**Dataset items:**
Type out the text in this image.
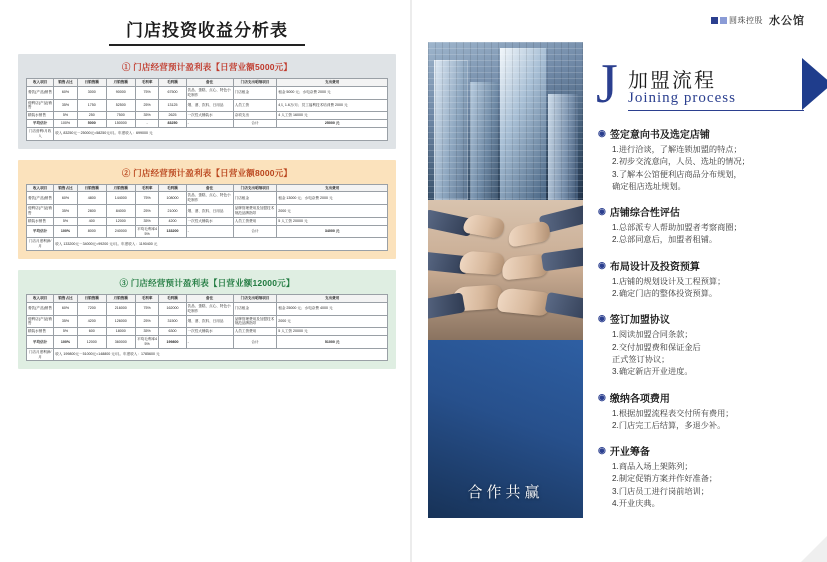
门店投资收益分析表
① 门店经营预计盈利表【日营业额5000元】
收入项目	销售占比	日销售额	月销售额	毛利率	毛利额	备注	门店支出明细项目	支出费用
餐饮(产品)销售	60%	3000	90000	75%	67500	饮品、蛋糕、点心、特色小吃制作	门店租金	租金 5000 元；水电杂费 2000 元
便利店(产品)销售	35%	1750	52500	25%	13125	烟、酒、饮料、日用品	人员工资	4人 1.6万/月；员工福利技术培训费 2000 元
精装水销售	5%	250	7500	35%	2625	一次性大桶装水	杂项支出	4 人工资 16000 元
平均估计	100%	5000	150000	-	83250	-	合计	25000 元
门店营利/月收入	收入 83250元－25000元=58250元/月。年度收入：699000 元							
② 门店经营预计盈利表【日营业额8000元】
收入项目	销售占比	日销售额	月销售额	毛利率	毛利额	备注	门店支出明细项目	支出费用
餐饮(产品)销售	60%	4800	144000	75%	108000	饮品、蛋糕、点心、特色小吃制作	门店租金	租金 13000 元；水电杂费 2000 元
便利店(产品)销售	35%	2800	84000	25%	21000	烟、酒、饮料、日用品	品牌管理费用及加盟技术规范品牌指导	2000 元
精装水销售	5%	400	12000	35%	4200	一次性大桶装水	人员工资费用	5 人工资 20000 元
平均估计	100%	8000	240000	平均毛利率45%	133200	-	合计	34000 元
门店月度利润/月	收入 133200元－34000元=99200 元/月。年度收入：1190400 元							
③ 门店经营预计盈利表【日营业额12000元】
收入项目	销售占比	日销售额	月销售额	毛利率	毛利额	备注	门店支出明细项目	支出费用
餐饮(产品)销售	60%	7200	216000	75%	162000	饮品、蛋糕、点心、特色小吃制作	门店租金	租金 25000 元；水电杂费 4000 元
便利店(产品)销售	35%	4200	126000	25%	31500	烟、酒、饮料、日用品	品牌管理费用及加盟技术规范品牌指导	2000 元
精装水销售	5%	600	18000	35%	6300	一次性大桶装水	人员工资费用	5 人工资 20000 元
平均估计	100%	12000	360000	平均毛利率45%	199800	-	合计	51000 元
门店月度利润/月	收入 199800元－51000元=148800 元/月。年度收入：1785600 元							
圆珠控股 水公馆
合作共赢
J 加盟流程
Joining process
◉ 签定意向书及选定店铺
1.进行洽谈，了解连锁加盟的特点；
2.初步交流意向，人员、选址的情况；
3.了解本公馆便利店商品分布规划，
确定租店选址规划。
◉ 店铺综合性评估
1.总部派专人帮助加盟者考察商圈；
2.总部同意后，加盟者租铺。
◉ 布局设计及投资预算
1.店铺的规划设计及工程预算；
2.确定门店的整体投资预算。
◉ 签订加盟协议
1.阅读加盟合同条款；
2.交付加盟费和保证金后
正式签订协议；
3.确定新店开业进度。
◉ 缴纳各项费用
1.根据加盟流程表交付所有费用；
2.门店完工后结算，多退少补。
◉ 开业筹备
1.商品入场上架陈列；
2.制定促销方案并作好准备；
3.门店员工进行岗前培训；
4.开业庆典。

---

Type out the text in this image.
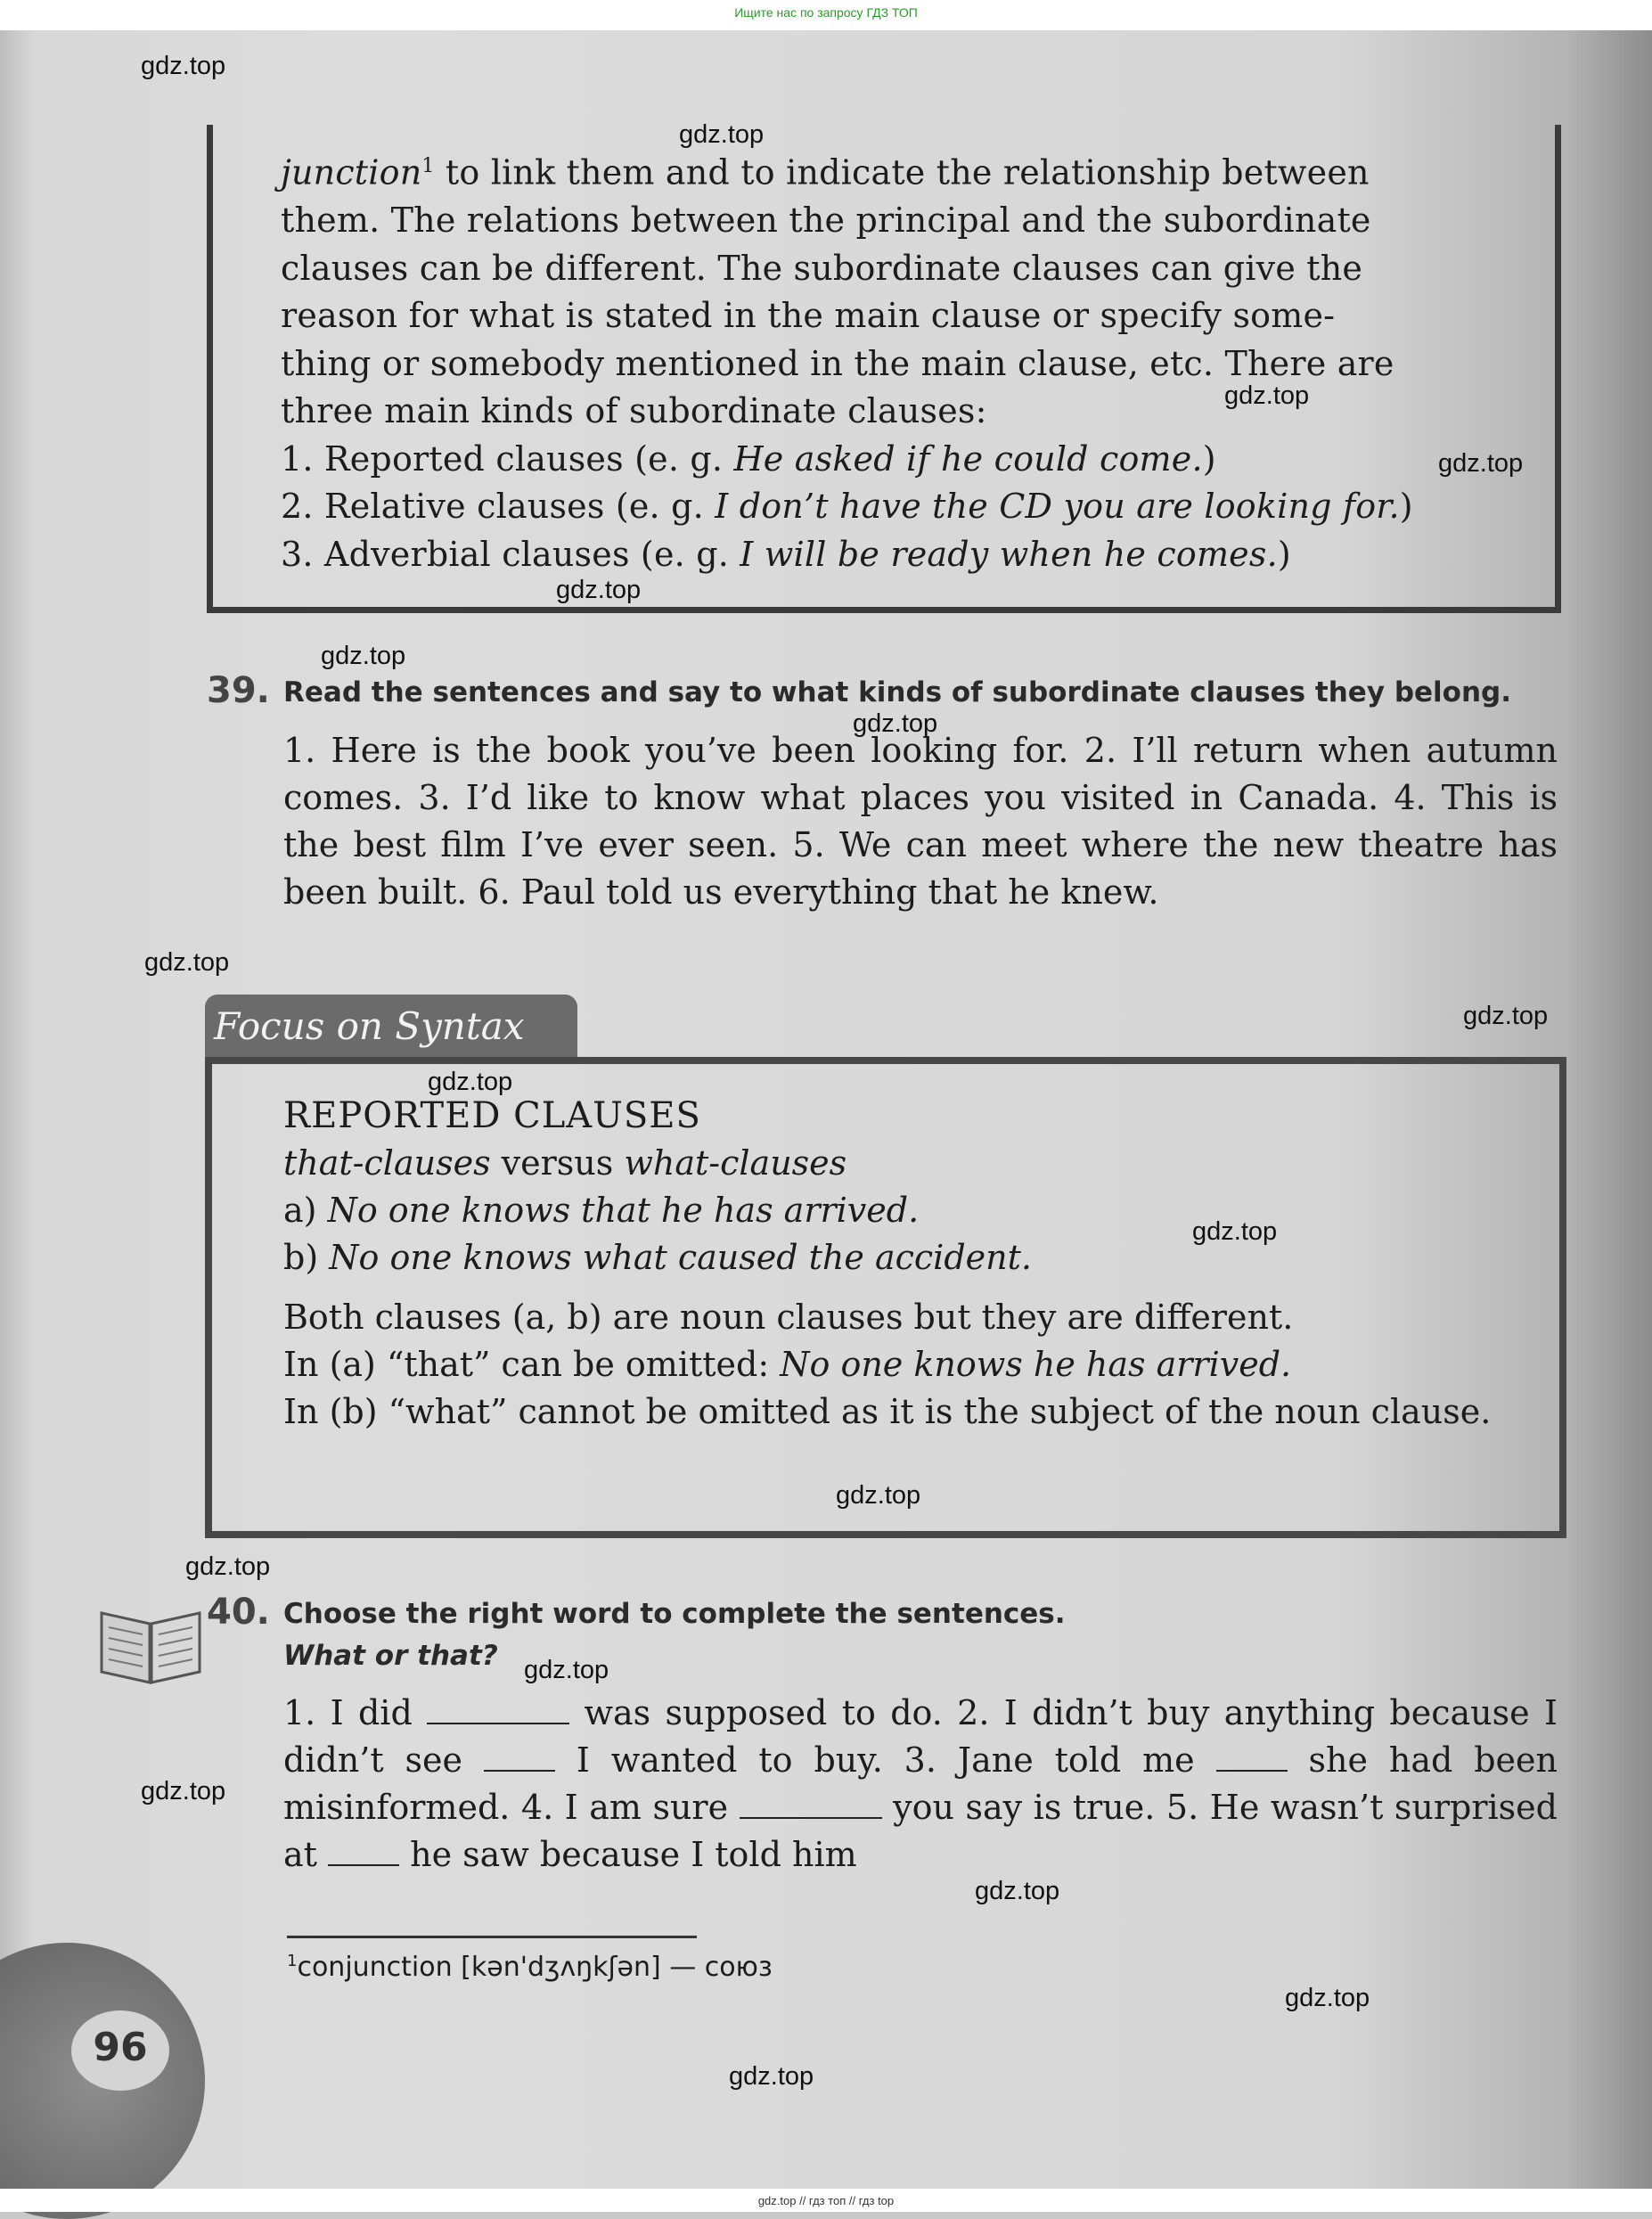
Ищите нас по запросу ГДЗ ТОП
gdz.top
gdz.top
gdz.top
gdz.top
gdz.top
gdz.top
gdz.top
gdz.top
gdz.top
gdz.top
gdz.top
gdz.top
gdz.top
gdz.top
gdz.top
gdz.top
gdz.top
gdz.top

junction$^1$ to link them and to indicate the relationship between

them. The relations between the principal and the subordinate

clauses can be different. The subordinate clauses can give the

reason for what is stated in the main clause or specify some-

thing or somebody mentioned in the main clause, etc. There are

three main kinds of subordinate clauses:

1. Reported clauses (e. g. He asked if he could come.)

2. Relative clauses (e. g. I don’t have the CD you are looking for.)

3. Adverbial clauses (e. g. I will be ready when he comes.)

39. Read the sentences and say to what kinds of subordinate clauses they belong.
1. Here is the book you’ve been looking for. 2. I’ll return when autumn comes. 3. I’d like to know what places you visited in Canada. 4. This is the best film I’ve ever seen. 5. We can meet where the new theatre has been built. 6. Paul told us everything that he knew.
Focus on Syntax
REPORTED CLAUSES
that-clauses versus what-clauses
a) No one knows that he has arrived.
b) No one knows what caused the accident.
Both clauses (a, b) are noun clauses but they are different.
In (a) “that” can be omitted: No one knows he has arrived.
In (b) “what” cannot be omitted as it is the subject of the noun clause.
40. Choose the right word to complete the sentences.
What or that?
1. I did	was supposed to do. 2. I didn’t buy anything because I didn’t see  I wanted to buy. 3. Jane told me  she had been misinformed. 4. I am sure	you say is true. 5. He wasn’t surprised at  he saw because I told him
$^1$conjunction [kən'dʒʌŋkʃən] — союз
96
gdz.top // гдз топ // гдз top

**Requirement:**
Copy every single line of the material above that holds "arrived".

**Solution to this problem:**
a) No one knows that he has arrived.
In (a) “that” can be omitted: No one knows he has arrived.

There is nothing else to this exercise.